Task prompt:
Give back the records below exactly, every one, with no pictures.

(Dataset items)
....................

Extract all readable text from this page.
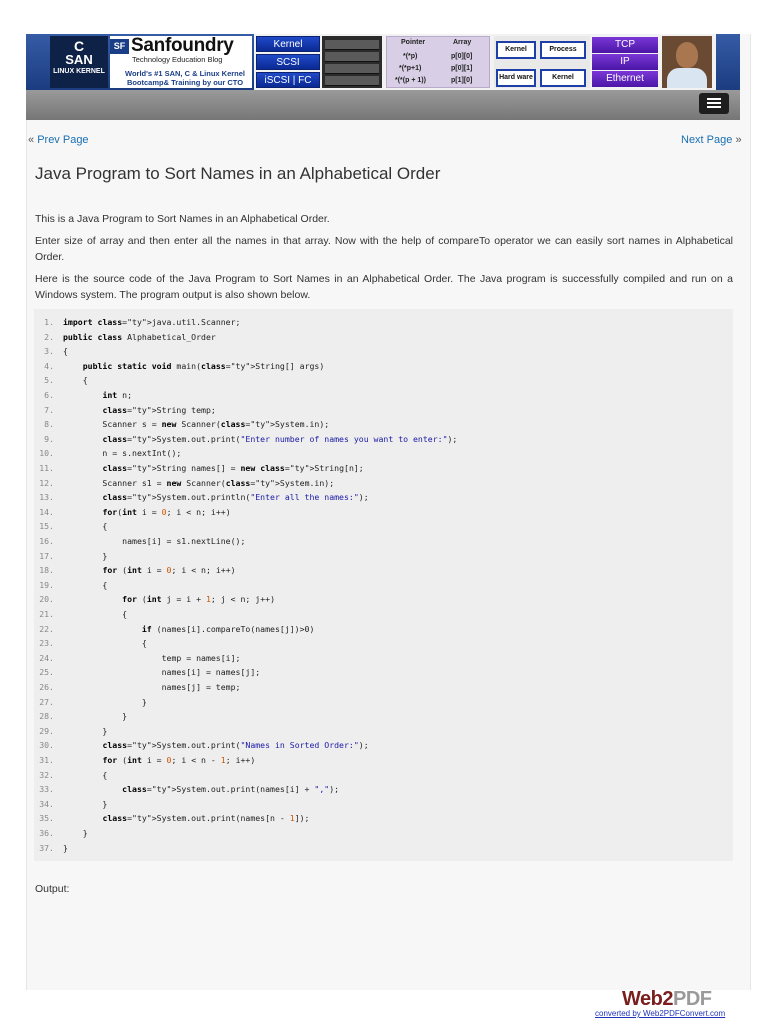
C
SAN
LINUX KERNEL
SF Sanfoundry
Technology Education Blog
World's #1 SAN, C & Linux Kernel
Bootcamp& Training by our CTO
Kernel
SCSI
iSCSI | FC
Pointer	Array
*(*p)	p[0][0]
*(*p+1)	p[0][1]
*(*(p + 1))	p[1][0]
Kernel	Process
Hard ware	Kernel
TCP
IP
Ethernet
« Prev Page	Next Page »
Java Program to Sort Names in an Alphabetical Order

This is a Java Program to Sort Names in an Alphabetical Order.

Enter size of array and then enter all the names in that array. Now with the help of compareTo operator we can easily sort names in Alphabetical Order.

Here is the source code of the Java Program to Sort Names in an Alphabetical Order. The Java program is successfully compiled and run on a Windows system. The program output is also shown below.

1. import class="ty">java.util.Scanner;
2. public class Alphabetical_Order
3. {
4.	public static void main(class="ty">String[] args)
5.    {
6.	int n;
7.	class="ty">String temp;
8.        Scanner s = new Scanner(class="ty">System.in);
9.	class="ty">System.out.print("Enter number of names you want to enter:");
10.        n = s.nextInt();
11.	class="ty">String names[] = new class="ty">String[n];
12.        Scanner s1 = new Scanner(class="ty">System.in);
13.	class="ty">System.out.println("Enter all the names:");
14.	for(int i = 0; i < n; i++)
15.        {
16.            names[i] = s1.nextLine();
17.        }
18.	for (int i = 0; i < n; i++)
19.        {
20.	for (int j = i + 1; j < n; j++)
21.            {
22.	if (names[i].compareTo(names[j])>0)
23.                {
24.                    temp = names[i];
25.                    names[i] = names[j];
26.                    names[j] = temp;
27.                }
28.            }
29.        }
30.	class="ty">System.out.print("Names in Sorted Order:");
31.	for (int i = 0; i < n - 1; i++)
32.        {
33.	class="ty">System.out.print(names[i] + ",");
34.        }
35.	class="ty">System.out.print(names[n - 1]);
36.    }
37. }
Output:
Web2PDF
converted by Web2PDFConvert.com
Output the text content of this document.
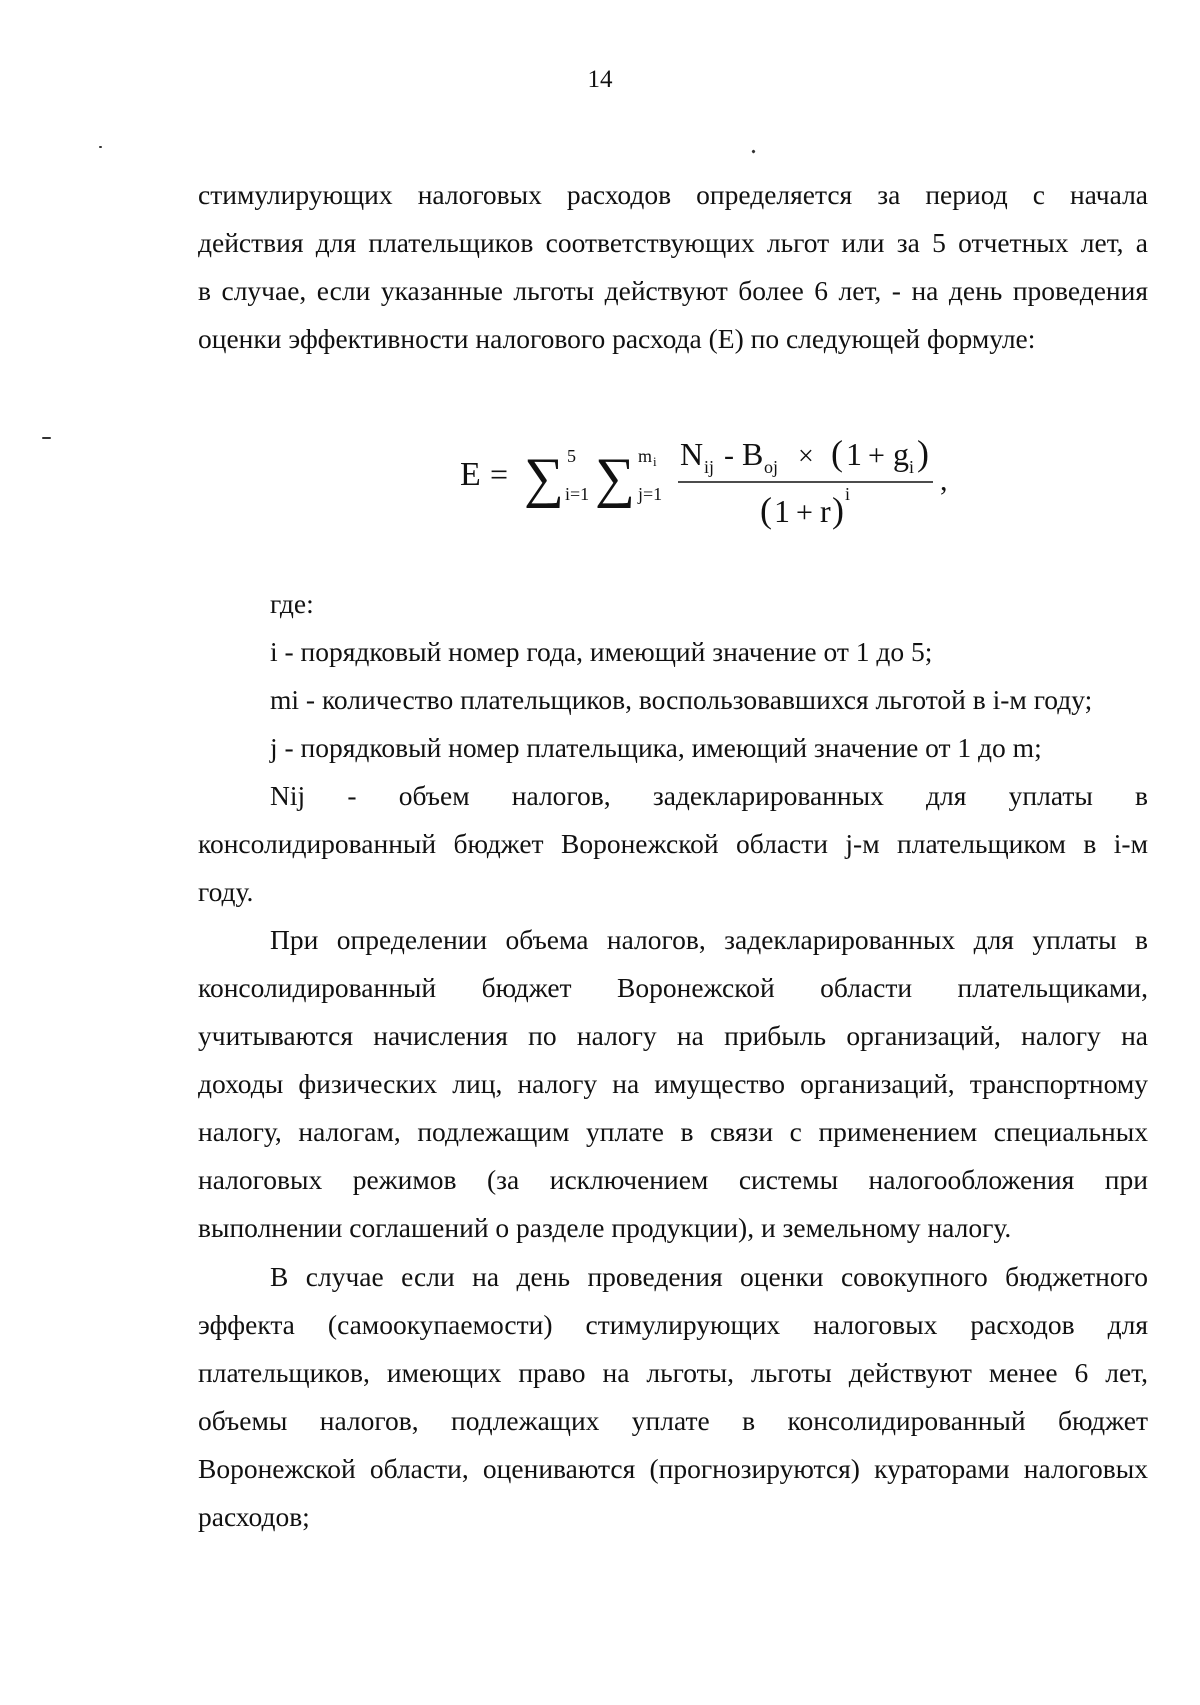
14
стимулирующих налоговых расходов определяется за период с начала
действия для плательщиков соответствующих льгот или за 5 отчетных лет, а
в случае, если указанные льготы действуют более 6 лет, - на день проведения
оценки эффективности налогового расхода (E) по следующей формуле:
E = ∑ 5
i=1 ∑ m i
j=1
N ij - B oj × ( 1 + g i )
( 1 + r ) i	,
где:
i - порядковый номер года, имеющий значение от 1 до 5;
mi - количество плательщиков, воспользовавшихся льготой в i-м году;
j - порядковый номер плательщика, имеющий значение от 1 до m;
Nij - объем налогов, задекларированных для уплаты в
консолидированный бюджет Воронежской области j-м плательщиком в i-м
году.
При определении объема налогов, задекларированных для уплаты в
консолидированный бюджет Воронежской области плательщиками,
учитываются начисления по налогу на прибыль организаций, налогу на
доходы физических лиц, налогу на имущество организаций, транспортному
налогу, налогам, подлежащим уплате в связи с применением специальных
налоговых режимов (за исключением системы налогообложения при
выполнении соглашений о разделе продукции), и земельному налогу.
В случае если на день проведения оценки совокупного бюджетного
эффекта (самоокупаемости) стимулирующих налоговых расходов для
плательщиков, имеющих право на льготы, льготы действуют менее 6 лет,
объемы налогов, подлежащих уплате в консолидированный бюджет
Воронежской области, оцениваются (прогнозируются) кураторами налоговых
расходов;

....................

Exercise response:
Extract all readable text from this page.
C
SAN
LINUX KERNEL
SF Sanfoundry
Technology Education Blog
World's #1 SAN, C & Linux Kernel
Bootcamp& Training by our CTO
Kernel
SCSI
iSCSI | FC
Pointer	Array
*(*p)	p[0][0]
*(*p+1)	p[0][1]
*(*(p + 1))	p[1][0]
Kernel	Process
Hard ware	Kernel
TCP
IP
Ethernet
« Prev Page	Next Page »
Java Program to Sort Names in an Alphabetical Order

This is a Java Program to Sort Names in an Alphabetical Order.

Enter size of array and then enter all the names in that array. Now with the help of compareTo operator we can easily sort names in Alphabetical Order.

Here is the source code of the Java Program to Sort Names in an Alphabetical Order. The Java program is successfully compiled and run on a Windows system. The program output is also shown below.

1. import class="ty">java.util.Scanner;
2. public class Alphabetical_Order
3. {
4.	public static void main(class="ty">String[] args)
5.    {
6.	int n;
7.	class="ty">String temp;
8.        Scanner s = new Scanner(class="ty">System.in);
9.	class="ty">System.out.print("Enter number of names you want to enter:");
10.        n = s.nextInt();
11.	class="ty">String names[] = new class="ty">String[n];
12.        Scanner s1 = new Scanner(class="ty">System.in);
13.	class="ty">System.out.println("Enter all the names:");
14.	for(int i = 0; i < n; i++)
15.        {
16.            names[i] = s1.nextLine();
17.        }
18.	for (int i = 0; i < n; i++)
19.        {
20.	for (int j = i + 1; j < n; j++)
21.            {
22.	if (names[i].compareTo(names[j])>0)
23.                {
24.                    temp = names[i];
25.                    names[i] = names[j];
26.                    names[j] = temp;
27.                }
28.            }
29.        }
30.	class="ty">System.out.print("Names in Sorted Order:");
31.	for (int i = 0; i < n - 1; i++)
32.        {
33.	class="ty">System.out.print(names[i] + ",");
34.        }
35.	class="ty">System.out.print(names[n - 1]);
36.    }
37. }
Output:
Web2PDF
converted by Web2PDFConvert.com
Output the text content of this document.
14
стимулирующих налоговых расходов определяется за период с начала
действия для плательщиков соответствующих льгот или за 5 отчетных лет, а
в случае, если указанные льготы действуют более 6 лет, - на день проведения
оценки эффективности налогового расхода (E) по следующей формуле:
E = ∑ 5
i=1 ∑ m i
j=1
N ij - B oj × ( 1 + g i )
( 1 + r ) i	,
где:
i - порядковый номер года, имеющий значение от 1 до 5;
mi - количество плательщиков, воспользовавшихся льготой в i-м году;
j - порядковый номер плательщика, имеющий значение от 1 до m;
Nij - объем налогов, задекларированных для уплаты в
консолидированный бюджет Воронежской области j-м плательщиком в i-м
году.
При определении объема налогов, задекларированных для уплаты в
консолидированный бюджет Воронежской области плательщиками,
учитываются начисления по налогу на прибыль организаций, налогу на
доходы физических лиц, налогу на имущество организаций, транспортному
налогу, налогам, подлежащим уплате в связи с применением специальных
налоговых режимов (за исключением системы налогообложения при
выполнении соглашений о разделе продукции), и земельному налогу.
В случае если на день проведения оценки совокупного бюджетного
эффекта (самоокупаемости) стимулирующих налоговых расходов для
плательщиков, имеющих право на льготы, льготы действуют менее 6 лет,
объемы налогов, подлежащих уплате в консолидированный бюджет
Воронежской области, оцениваются (прогнозируются) кураторами налоговых
расходов;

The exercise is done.